Records shown:
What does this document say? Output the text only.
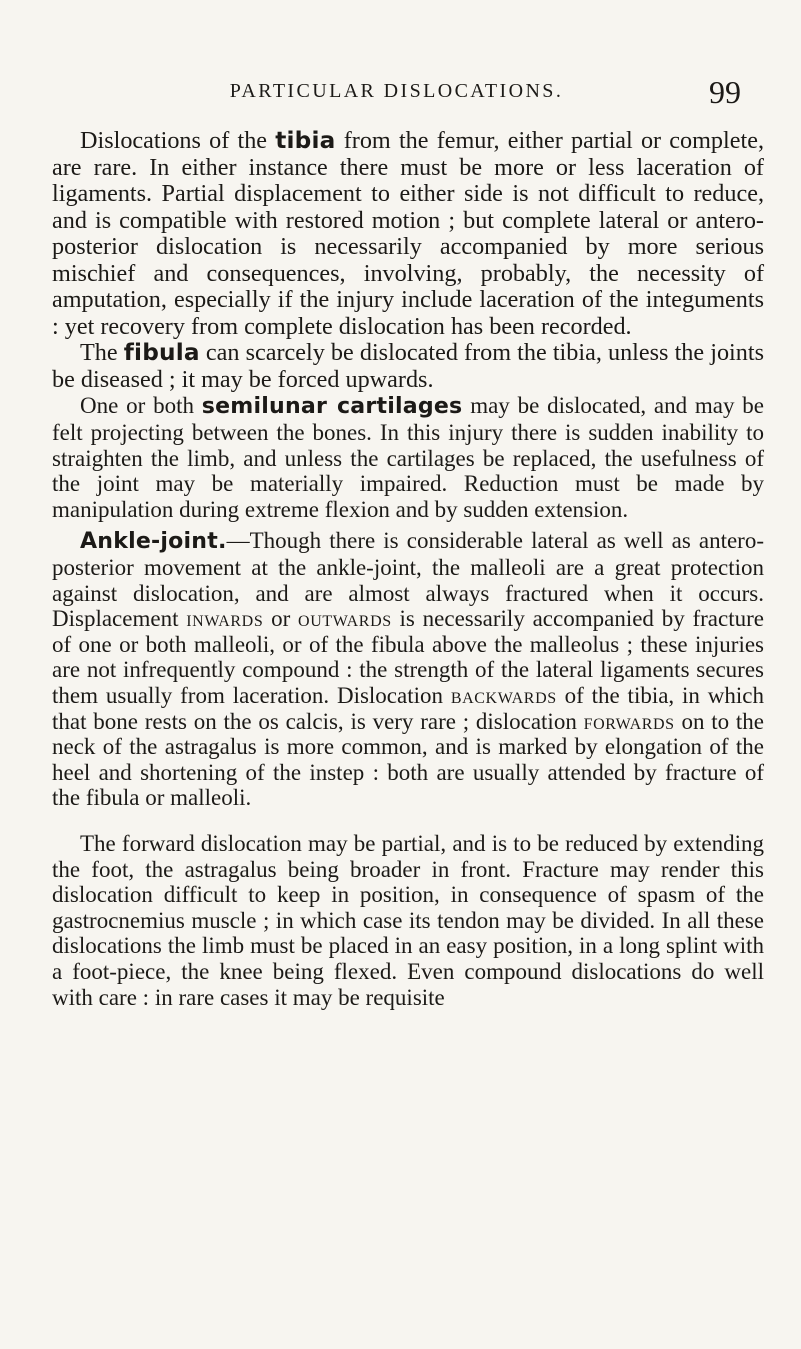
PARTICULAR DISLOCATIONS.	99

Dislocations of the tibia from the femur, either partial or complete, are rare. In either instance there must be more or less laceration of ligaments. Partial displacement to either side is not difficult to reduce, and is compatible with restored motion ; but complete lateral or antero-posterior dislocation is necessarily accompanied by more serious mischief and consequences, involving, probably, the necessity of amputation, especially if the injury include laceration of the integuments : yet recovery from complete dislocation has been recorded.

The fibula can scarcely be dislocated from the tibia, unless the joints be diseased ; it may be forced upwards.

One or both semilunar cartilages may be dislocated, and may be felt projecting between the bones. In this injury there is sudden inability to straighten the limb, and unless the cartilages be replaced, the usefulness of the joint may be materially impaired. Reduction must be made by manipulation during extreme flexion and by sudden extension.

Ankle-joint.—Though there is considerable lateral as well as antero-posterior movement at the ankle-joint, the malleoli are a great protection against dislocation, and are almost always fractured when it occurs. Displacement inwards or outwards is necessarily accompanied by fracture of one or both malleoli, or of the fibula above the malleolus ; these injuries are not infrequently compound : the strength of the lateral ligaments secures them usually from laceration. Dislocation backwards of the tibia, in which that bone rests on the os calcis, is very rare ; dislocation forwards on to the neck of the astragalus is more common, and is marked by elongation of the heel and shortening of the instep : both are usually attended by fracture of the fibula or malleoli.

The forward dislocation may be partial, and is to be reduced by extending the foot, the astragalus being broader in front. Fracture may render this dislocation difficult to keep in position, in consequence of spasm of the gastrocnemius muscle ; in which case its tendon may be divided. In all these dislocations the limb must be placed in an easy position, in a long splint with a foot-piece, the knee being flexed. Even compound dislocations do well with care : in rare cases it may be requisite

Directions: Take each line of the material that contains the word "from" and list it.

Solution to the problem:
Dislocations of the tibia from the femur, either partial or complete, are rare. In either instance there must be more or less laceration of ligaments. Partial displacement to either side is not difficult to reduce, and is compatible with restored motion ; but complete lateral or antero-posterior dislocation is necessarily accompanied by more serious mischief and consequences, involving, probably, the necessity of amputation, especially if the injury include laceration of the integuments : yet recovery from complete dislocation has been recorded.
The fibula can scarcely be dislocated from the tibia, unless the joints be diseased ; it may be forced upwards.
Ankle-joint.—Though there is considerable lateral as well as antero-posterior movement at the ankle-joint, the malleoli are a great protection against dislocation, and are almost always fractured when it occurs. Displacement inwards or outwards is necessarily accompanied by fracture of one or both malleoli, or of the fibula above the malleolus ; these injuries are not infrequently compound : the strength of the lateral ligaments secures them usually from laceration. Dislocation backwards of the tibia, in which that bone rests on the os calcis, is very rare ; dislocation forwards on to the neck of the astragalus is more common, and is marked by elongation of the heel and shortening of the instep : both are usually attended by fracture of the fibula or malleoli.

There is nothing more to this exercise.